---------- Selected extract

Nice, and how about narrowing the thing for dipping? Is it easily done or is it a chore?


----------



## Dan94

5 mins mate, just unscrew the holding cap, adjust the bottom supporting bar for width then rescrew the cap


----------



## d3v

5 mins literally? Really 5 whole minutes? If so that's far too long when performing a routine!


----------



## Dan94

Figure of speech, maybe like a minute - 30 secs


----------



## mph

@d3v this is the same bench I had my eye on. Or the more expensive zenith version but the one you have looks good value for money. Floor space wise I wonder if it's any smaller than my current full rack....

Do you have dip bars for it?


----------



## d3v

Hi mate no I didn't get the dip attachment, instead I use my olympic bar and my older standard spinlock bar placed side-by-side over the spotter catcher rails then dip between them. It works perfectly and I saved £30!

As for floor space it's 4.5 foot deep, but I forgot how wide.


----------



## mikemarshall

Hello sorry as this thread is now a few years old!! Is everyone still happy with the Bodymax CF470 heavy half rack? If you wouldnt mind answering something for me please - the chin up bar, could I turn it upside down to lower the height slightly and still use it as a chin up bar? My ceiling height is literally 217cm. Cheers in advance


----------

--------------------
---------- Dataset

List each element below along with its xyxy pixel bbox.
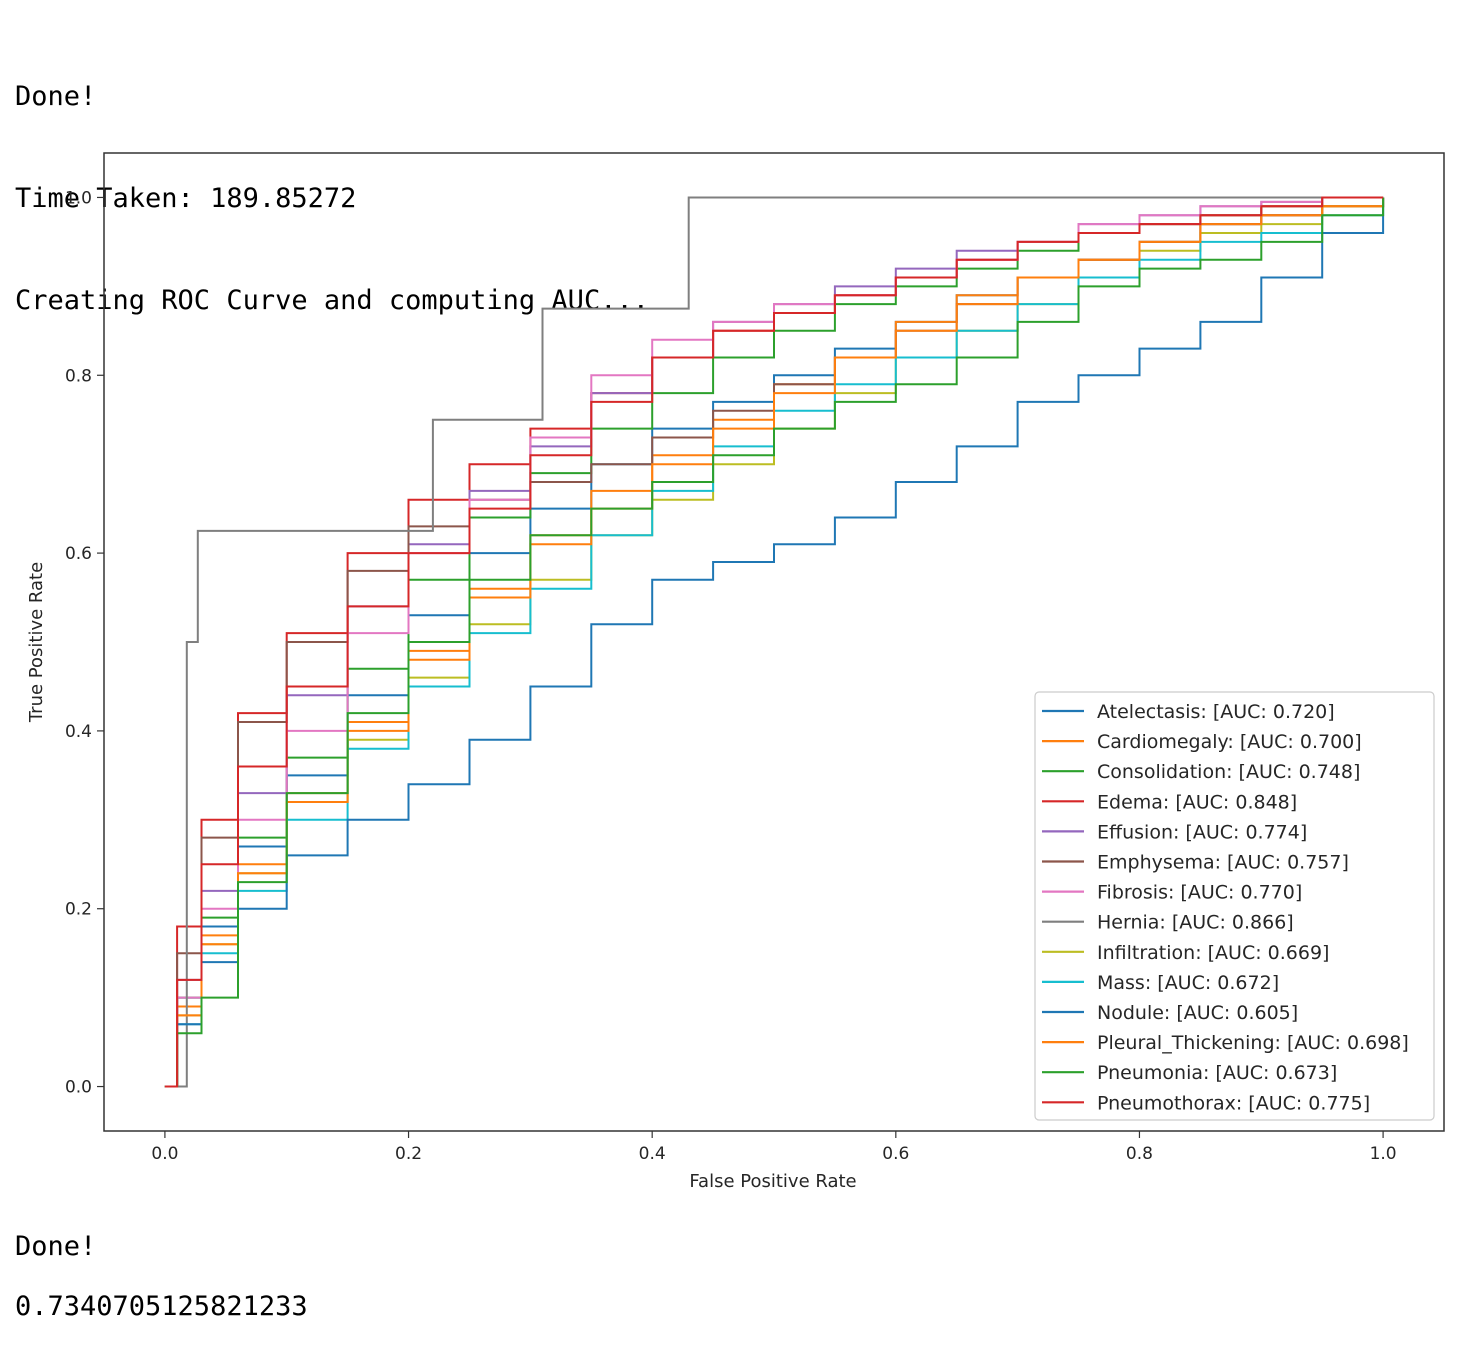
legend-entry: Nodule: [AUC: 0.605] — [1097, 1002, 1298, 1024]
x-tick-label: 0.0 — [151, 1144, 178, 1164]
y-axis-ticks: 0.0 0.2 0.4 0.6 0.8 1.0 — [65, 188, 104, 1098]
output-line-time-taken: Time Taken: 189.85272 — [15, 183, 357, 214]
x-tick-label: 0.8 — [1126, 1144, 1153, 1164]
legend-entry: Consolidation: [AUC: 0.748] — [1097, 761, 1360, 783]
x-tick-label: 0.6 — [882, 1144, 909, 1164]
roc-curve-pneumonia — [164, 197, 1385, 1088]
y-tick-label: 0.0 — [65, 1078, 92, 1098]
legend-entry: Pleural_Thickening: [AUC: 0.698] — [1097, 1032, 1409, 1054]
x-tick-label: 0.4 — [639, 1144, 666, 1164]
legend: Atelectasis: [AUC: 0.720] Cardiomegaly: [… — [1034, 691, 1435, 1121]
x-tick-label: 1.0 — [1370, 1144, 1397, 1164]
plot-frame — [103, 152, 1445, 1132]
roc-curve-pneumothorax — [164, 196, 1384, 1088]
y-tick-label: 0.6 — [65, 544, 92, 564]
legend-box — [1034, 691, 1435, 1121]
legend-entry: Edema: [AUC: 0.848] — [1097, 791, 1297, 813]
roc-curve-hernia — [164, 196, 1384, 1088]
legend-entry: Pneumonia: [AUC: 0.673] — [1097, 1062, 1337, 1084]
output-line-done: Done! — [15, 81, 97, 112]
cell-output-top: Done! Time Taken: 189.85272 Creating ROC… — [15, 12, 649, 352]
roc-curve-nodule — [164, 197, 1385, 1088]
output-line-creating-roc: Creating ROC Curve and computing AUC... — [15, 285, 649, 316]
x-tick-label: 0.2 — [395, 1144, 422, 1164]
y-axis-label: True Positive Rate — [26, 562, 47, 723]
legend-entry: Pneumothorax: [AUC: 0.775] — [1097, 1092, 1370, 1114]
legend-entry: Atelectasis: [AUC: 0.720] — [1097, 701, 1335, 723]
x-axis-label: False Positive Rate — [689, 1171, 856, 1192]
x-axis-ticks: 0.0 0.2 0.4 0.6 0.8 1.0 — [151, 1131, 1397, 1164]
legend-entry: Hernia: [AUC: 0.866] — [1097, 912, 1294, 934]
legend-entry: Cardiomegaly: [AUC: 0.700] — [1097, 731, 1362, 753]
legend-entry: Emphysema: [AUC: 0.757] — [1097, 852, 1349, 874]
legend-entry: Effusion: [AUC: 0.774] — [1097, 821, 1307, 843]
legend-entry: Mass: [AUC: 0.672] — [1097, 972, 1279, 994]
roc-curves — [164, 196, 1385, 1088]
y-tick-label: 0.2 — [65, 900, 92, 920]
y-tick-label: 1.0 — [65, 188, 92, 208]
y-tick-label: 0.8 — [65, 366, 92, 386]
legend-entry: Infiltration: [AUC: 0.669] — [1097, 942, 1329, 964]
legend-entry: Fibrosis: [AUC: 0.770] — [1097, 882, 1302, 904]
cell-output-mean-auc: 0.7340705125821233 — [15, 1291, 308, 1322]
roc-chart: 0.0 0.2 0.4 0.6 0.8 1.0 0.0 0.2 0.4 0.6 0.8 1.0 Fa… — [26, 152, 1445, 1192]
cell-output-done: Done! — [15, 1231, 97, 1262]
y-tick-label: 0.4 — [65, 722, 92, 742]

--------------------
---------- Dataset

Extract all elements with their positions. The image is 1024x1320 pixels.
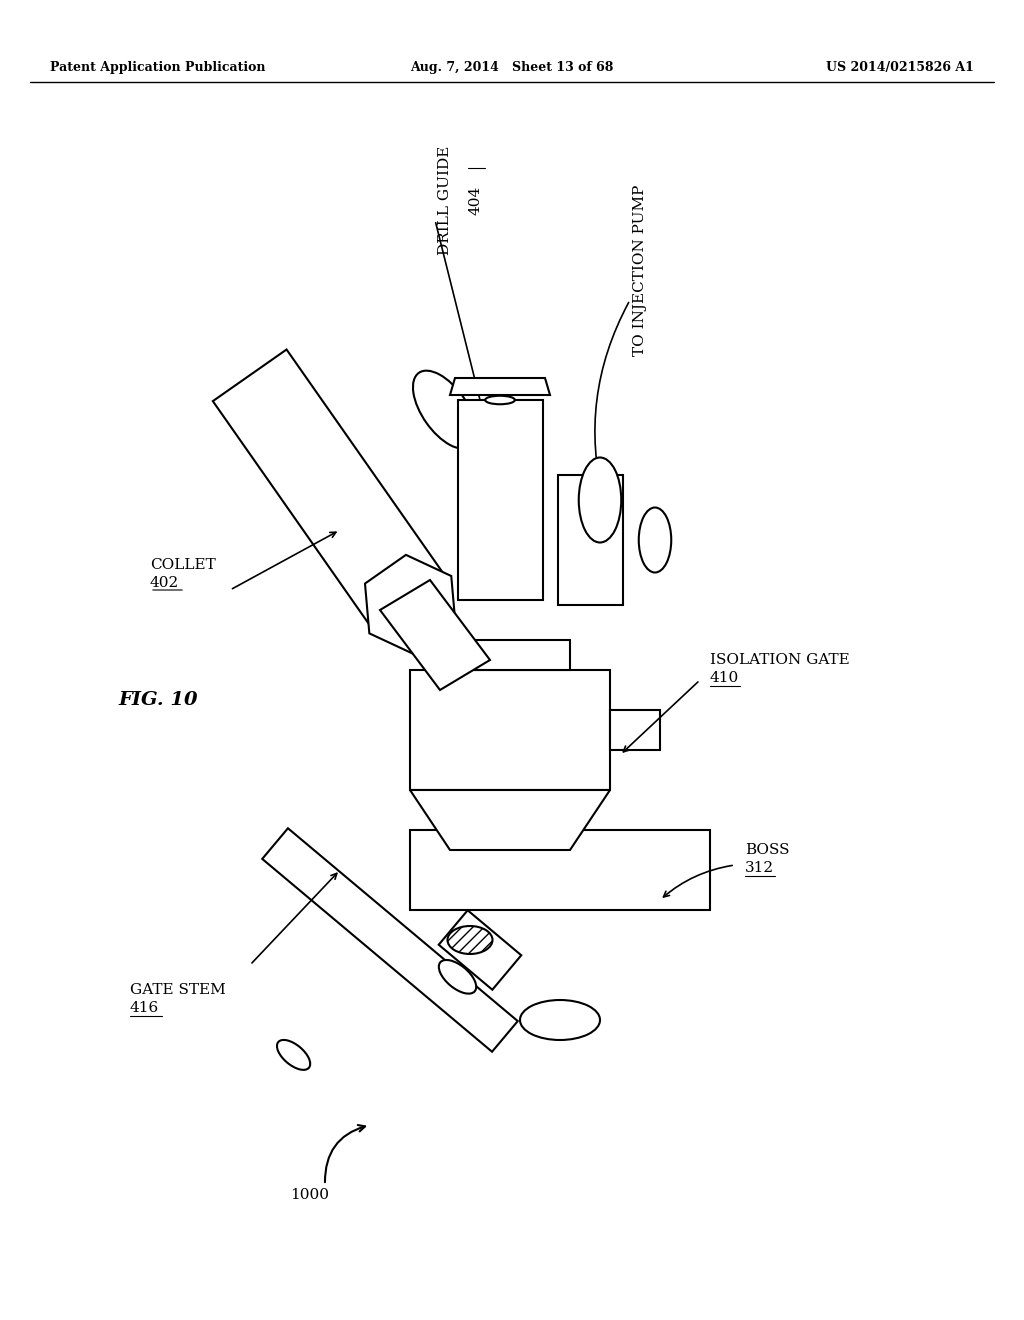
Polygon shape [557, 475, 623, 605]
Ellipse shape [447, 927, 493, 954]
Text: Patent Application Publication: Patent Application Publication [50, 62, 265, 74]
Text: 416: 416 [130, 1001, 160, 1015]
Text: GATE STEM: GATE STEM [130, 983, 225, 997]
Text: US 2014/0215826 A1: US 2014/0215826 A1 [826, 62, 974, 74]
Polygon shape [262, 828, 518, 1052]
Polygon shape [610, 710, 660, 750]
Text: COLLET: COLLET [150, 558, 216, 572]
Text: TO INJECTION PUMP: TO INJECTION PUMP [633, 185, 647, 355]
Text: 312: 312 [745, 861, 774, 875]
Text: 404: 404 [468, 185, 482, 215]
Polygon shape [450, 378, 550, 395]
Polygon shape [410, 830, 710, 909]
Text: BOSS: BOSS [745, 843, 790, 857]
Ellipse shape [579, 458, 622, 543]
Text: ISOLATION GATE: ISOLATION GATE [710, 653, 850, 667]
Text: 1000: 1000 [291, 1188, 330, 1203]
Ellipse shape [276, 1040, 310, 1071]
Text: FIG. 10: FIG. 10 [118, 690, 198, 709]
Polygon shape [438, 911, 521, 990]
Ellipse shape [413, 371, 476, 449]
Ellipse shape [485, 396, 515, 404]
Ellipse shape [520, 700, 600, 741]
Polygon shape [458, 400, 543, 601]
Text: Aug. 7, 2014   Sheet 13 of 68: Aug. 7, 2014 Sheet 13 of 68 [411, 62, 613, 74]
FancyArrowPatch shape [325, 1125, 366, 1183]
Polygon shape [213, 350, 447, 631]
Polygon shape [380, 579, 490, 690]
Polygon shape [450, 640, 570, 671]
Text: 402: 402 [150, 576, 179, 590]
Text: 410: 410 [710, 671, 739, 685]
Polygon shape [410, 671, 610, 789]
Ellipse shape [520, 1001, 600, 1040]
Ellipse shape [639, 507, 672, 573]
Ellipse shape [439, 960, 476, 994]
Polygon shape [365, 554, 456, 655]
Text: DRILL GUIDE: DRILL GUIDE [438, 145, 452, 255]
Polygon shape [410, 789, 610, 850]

--------------------

## [Objectives]
**A)** According to the forum thread, how much money did d3v save by dipping between two bars instead of buying the dip attachment?
**B)** Using the forum thread, decide whether each statement agrees with it: (i) d3v bought the dip attachment for the rack. (ii) Dan94 clarified that narrowing the setup for dipping takes about a minute or less. (iii) mikemarshall reports a ceiling height of 217cm.

## [Correct answers]
**A)** £30

**B)**
(i) No: "no I didn't get the dip attachment"
(ii) Yes: "Figure of speech, maybe like a minute - 30 secs"
(iii) Yes: "My ceiling height is literally 217cm."